PROMPT: Report how many lines in the data below contain the string "diamond". Give only the number.

════════════════

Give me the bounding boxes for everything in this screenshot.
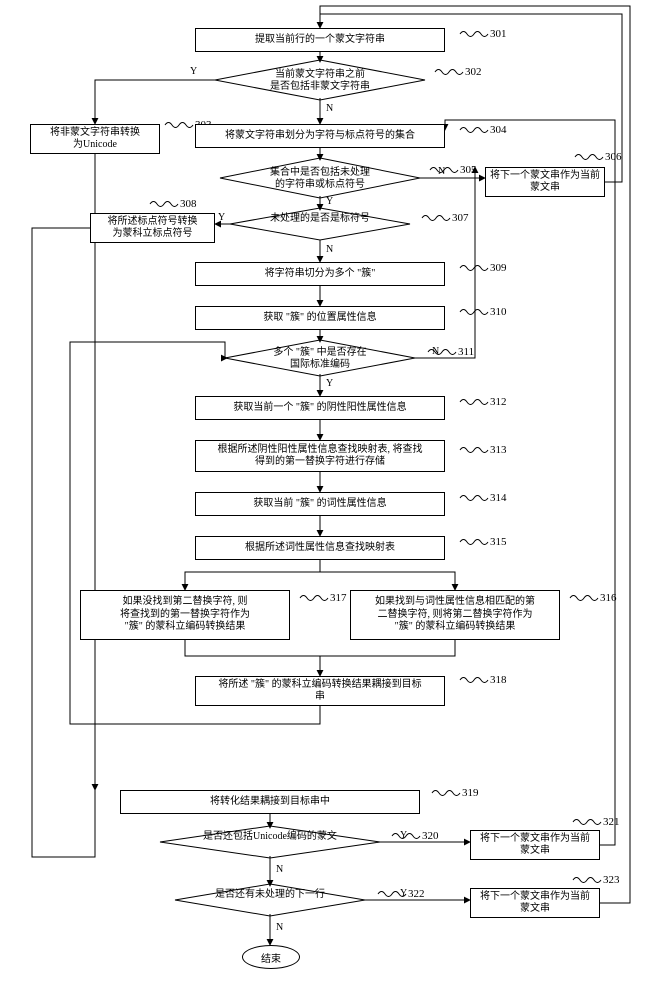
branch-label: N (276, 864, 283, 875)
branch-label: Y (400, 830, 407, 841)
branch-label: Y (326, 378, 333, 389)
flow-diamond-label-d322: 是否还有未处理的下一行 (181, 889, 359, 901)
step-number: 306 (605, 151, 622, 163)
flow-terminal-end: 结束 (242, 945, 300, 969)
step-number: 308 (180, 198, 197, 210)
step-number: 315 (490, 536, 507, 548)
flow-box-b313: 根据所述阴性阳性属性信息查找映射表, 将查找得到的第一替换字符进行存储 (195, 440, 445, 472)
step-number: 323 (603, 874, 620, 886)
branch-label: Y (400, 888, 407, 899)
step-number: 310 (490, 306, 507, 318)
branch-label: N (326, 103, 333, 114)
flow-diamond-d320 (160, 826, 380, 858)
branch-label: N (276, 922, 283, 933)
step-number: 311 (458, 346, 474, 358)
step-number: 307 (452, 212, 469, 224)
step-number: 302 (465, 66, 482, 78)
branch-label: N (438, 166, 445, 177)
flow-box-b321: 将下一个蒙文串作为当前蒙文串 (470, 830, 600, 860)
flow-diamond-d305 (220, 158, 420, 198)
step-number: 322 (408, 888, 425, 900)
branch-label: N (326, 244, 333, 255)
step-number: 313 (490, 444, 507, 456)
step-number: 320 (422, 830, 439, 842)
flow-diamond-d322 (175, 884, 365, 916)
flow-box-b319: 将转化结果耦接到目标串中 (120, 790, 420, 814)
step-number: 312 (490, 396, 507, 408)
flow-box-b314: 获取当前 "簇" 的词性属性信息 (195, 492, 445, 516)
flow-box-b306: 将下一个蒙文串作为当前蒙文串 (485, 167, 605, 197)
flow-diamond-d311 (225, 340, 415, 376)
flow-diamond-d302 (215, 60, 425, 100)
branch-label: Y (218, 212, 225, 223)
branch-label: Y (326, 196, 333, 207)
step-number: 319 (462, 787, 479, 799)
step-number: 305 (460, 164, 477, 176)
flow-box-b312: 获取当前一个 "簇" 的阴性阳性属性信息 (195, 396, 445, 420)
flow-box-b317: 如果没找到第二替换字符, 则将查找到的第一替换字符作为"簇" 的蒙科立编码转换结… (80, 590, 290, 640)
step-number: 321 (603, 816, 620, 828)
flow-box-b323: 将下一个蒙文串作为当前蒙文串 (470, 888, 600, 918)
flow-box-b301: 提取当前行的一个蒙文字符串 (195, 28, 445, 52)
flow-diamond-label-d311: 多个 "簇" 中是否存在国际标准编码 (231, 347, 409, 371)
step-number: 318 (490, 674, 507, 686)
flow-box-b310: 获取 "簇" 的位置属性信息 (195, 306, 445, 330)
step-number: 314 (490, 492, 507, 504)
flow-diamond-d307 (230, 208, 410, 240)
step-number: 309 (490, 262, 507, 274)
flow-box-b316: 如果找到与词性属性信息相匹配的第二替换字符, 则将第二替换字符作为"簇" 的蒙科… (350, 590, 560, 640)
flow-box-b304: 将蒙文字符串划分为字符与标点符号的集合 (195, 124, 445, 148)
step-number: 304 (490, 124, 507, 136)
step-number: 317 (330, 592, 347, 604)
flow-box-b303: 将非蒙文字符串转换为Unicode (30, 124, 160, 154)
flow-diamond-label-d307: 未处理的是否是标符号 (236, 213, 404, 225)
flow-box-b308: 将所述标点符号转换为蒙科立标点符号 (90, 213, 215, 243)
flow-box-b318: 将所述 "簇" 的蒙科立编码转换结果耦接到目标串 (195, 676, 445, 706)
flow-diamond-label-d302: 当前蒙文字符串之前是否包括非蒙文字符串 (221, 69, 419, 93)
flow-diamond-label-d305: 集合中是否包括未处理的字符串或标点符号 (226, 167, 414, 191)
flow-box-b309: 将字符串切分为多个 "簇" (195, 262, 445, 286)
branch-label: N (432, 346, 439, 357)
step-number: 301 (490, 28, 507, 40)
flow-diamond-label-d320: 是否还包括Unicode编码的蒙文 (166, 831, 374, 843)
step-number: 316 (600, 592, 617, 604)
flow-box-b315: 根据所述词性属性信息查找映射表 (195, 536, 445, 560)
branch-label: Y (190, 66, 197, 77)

════════════════

ANSWER TO THIS EXERCISE: 12